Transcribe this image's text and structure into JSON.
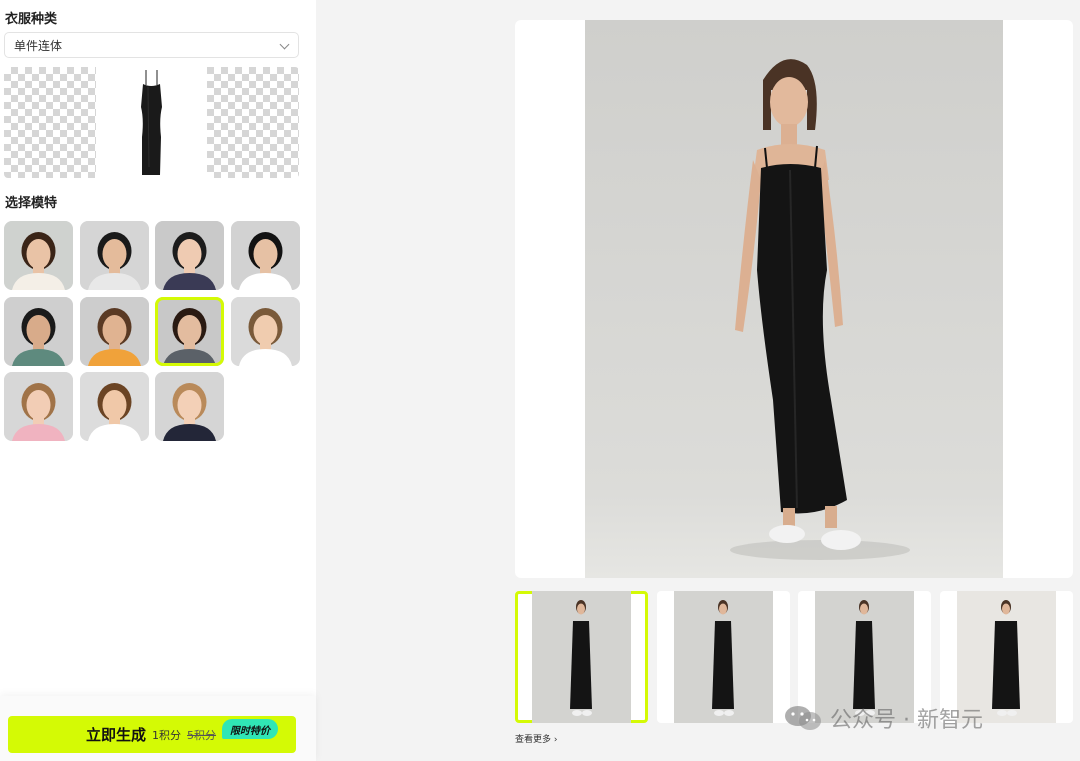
{
  "left_panel": {
    "clothing_type_title": "衣服种类",
    "clothing_type_value": "单件连体",
    "model_section_title": "选择模特",
    "models": [
      {
        "id": "female-1",
        "skin": "#e9c3a6",
        "hair": "#3a2417",
        "top": "#f4efe7",
        "bg": "#cfd2cf"
      },
      {
        "id": "male-1",
        "skin": "#e4bb9b",
        "hair": "#1a1a1a",
        "top": "#e8e8e8",
        "bg": "#d5d5d5"
      },
      {
        "id": "female-2",
        "skin": "#efcbb2",
        "hair": "#1c1c1c",
        "top": "#3a3a55",
        "bg": "#c9c9c9"
      },
      {
        "id": "male-2",
        "skin": "#e6c1a4",
        "hair": "#121212",
        "top": "#ffffff",
        "bg": "#d2d2d2"
      },
      {
        "id": "female-3",
        "skin": "#d8ab8a",
        "hair": "#1a1a1a",
        "top": "#5e8a7e",
        "bg": "#cfcfcf"
      },
      {
        "id": "male-3",
        "skin": "#e0b391",
        "hair": "#5a3a24",
        "top": "#f0a23a",
        "bg": "#cdcdcd"
      },
      {
        "id": "female-4",
        "skin": "#e3bc9f",
        "hair": "#2a1a12",
        "top": "#5b6168",
        "bg": "#c8c8c8"
      },
      {
        "id": "boy-1",
        "skin": "#f0ccaf",
        "hair": "#7a5a3a",
        "top": "#ffffff",
        "bg": "#dadada"
      },
      {
        "id": "girl-1",
        "skin": "#f2cdb5",
        "hair": "#a07348",
        "top": "#f0b3c0",
        "bg": "#d7d7d7"
      },
      {
        "id": "boy-2",
        "skin": "#f0c8a8",
        "hair": "#6b4424",
        "top": "#ffffff",
        "bg": "#dcdcdc"
      },
      {
        "id": "girl-2",
        "skin": "#f3d0b7",
        "hair": "#b98a5a",
        "top": "#232638",
        "bg": "#d5d5d5"
      }
    ],
    "selected_model_index": 6,
    "generate_label": "立即生成",
    "cost_now": "1积分",
    "cost_original": "5积分",
    "promo_badge": "限时特价"
  },
  "main": {
    "see_more": "查看更多 ›",
    "selected_thumb_index": 0,
    "thumbnails": [
      {
        "id": "result-1"
      },
      {
        "id": "result-2"
      },
      {
        "id": "result-3"
      },
      {
        "id": "result-4"
      }
    ]
  },
  "watermark": {
    "text": "公众号 · 新智元"
  },
  "colors": {
    "accent": "#d4fa05",
    "promo": "#30e6b5",
    "dress": "#151515"
  }
}
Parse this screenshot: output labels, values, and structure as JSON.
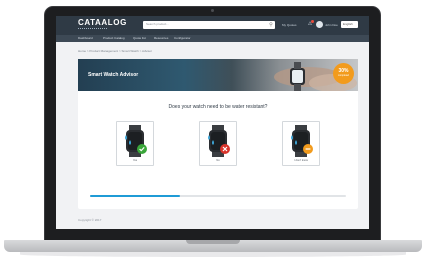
{
  "app": {
    "logo_text": "CATAALOG",
    "search_placeholder": "Search product...",
    "header_links": [
      "My Quotes",
      "John Doe",
      "English"
    ],
    "brand_color": "#2f3a45",
    "accent_color": "#1f9bd6"
  },
  "subnav": {
    "items": [
      "Dashboard",
      "Product Catalog",
      "Quote list",
      "Resources",
      "Configurator"
    ]
  },
  "breadcrumb": "Home > Product Management > Smart Watch > Advisor",
  "advisor": {
    "title": "Smart Watch Advisor",
    "badge_percent": "30%",
    "badge_label": "completed",
    "question": "Does your watch need to be water resistant?",
    "options": [
      {
        "label": "Yes",
        "status_color": "#3aa63a",
        "status_icon": "check-icon"
      },
      {
        "label": "No",
        "status_color": "#d9342b",
        "status_icon": "cross-icon"
      },
      {
        "label": "I don't know",
        "status_color": "#f29b1d",
        "status_icon": "minus-icon"
      }
    ],
    "progress": 0.35
  },
  "footer": {
    "copyright": "Copyright © 2017"
  }
}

• WHAT YOU WILL DO:
Pull every line containing "skin" from the material above.

• CORRECT RESULT:
        "skin": "#e9c3a6",
        "skin": "#e4bb9b",
        "skin": "#efcbb2",
        "skin": "#e6c1a4",
        "skin": "#d8ab8a",
        "skin": "#e0b391",
        "skin": "#e3bc9f",
        "skin": "#f0ccaf",
        "skin": "#f2cdb5",
        "skin": "#f0c8a8",
        "skin": "#f3d0b7",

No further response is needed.